- [Your task] Find and return each line containing "image".

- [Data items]
----------------------------------------

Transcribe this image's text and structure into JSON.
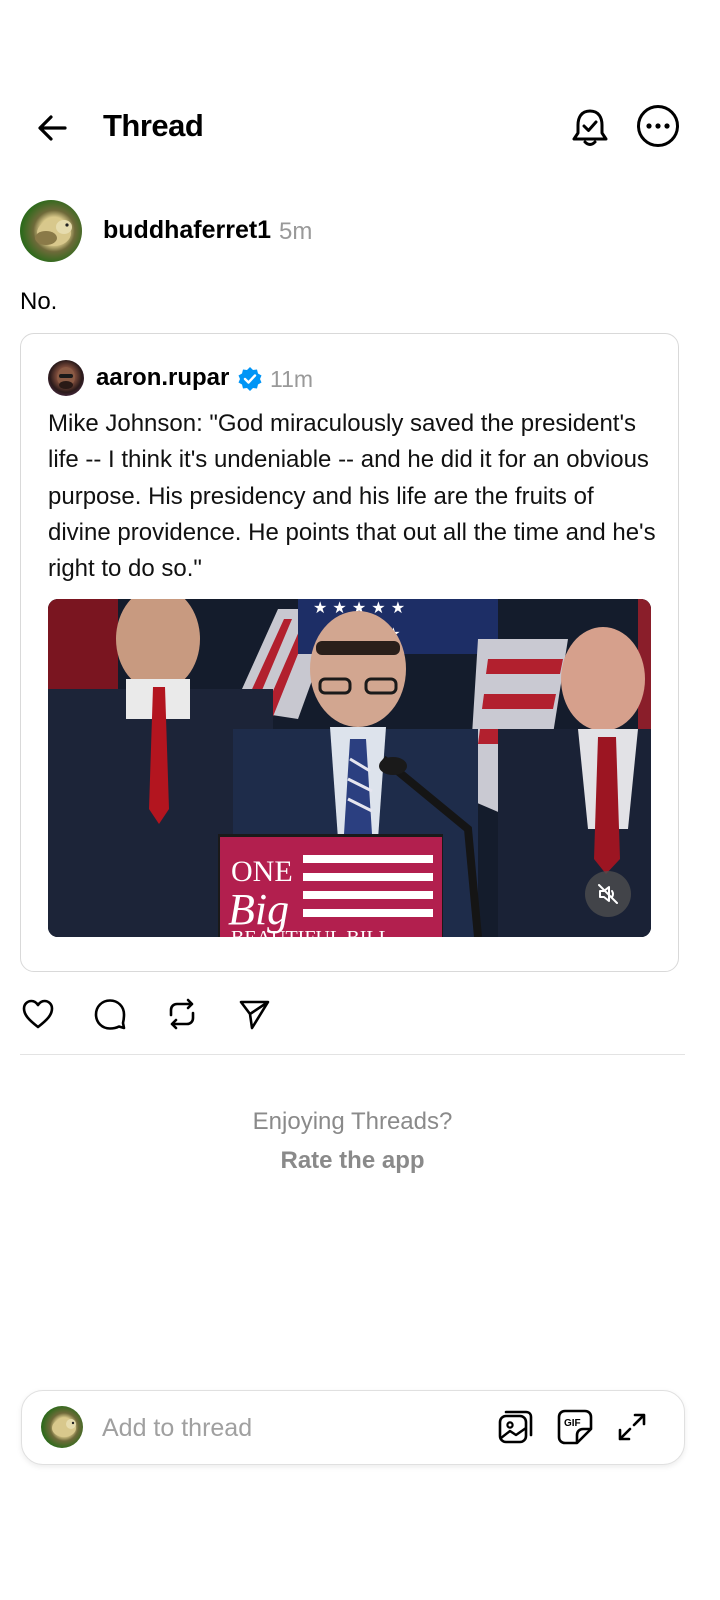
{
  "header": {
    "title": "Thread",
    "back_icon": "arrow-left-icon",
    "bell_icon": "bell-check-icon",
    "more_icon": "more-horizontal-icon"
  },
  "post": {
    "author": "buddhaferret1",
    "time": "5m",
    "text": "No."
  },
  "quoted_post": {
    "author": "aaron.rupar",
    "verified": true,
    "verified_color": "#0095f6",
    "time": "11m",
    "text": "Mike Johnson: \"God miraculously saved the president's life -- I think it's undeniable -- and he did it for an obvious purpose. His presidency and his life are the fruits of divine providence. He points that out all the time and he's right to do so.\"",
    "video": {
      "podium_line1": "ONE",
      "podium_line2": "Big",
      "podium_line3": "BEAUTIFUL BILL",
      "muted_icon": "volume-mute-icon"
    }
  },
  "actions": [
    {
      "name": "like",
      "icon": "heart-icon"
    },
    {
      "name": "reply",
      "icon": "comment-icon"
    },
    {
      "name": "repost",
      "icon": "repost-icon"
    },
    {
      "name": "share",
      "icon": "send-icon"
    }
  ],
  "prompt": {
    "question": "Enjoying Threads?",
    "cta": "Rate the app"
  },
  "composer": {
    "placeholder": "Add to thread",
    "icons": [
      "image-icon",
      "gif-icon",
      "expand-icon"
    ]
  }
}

----------------------------------------

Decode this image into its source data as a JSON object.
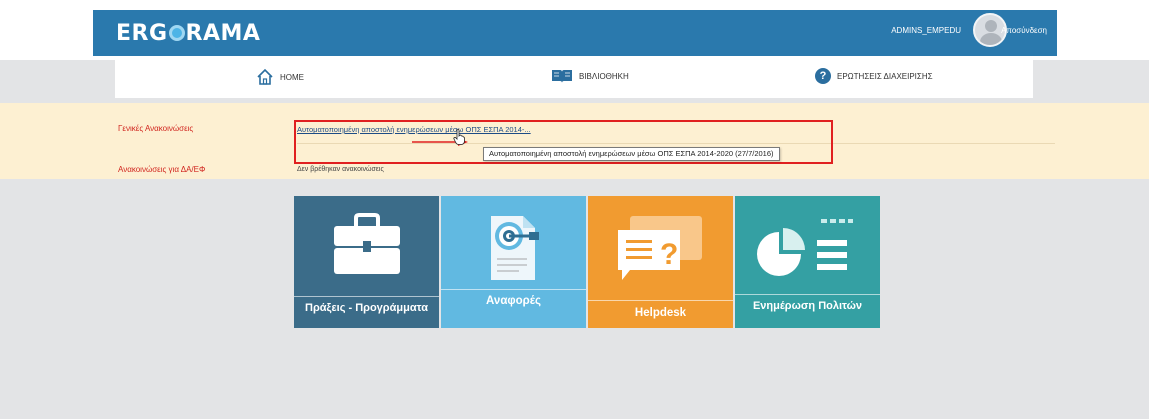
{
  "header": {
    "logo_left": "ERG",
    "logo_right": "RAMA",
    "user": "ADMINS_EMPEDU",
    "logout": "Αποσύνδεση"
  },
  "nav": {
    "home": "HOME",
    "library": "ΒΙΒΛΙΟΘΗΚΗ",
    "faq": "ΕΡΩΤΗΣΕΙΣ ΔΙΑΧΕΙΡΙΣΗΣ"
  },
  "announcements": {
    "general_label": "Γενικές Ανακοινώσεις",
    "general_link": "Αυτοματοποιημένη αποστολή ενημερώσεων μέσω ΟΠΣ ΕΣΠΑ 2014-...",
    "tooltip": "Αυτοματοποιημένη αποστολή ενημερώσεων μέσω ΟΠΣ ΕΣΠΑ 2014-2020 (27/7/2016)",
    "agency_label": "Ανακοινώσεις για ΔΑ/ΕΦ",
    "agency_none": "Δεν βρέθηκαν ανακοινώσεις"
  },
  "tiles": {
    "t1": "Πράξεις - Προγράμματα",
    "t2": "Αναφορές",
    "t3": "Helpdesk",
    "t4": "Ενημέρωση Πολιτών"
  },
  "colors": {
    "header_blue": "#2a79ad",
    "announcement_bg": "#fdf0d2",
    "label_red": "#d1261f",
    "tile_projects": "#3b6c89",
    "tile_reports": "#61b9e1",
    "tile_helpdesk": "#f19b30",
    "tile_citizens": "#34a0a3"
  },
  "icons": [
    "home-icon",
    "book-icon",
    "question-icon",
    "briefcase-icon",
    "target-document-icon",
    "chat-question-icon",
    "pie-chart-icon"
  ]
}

----------------------------------------

- [Result]
Transcribe this image's text and structure into JSON.
      "image-icon",
Decode this image into its source data as a JSON object.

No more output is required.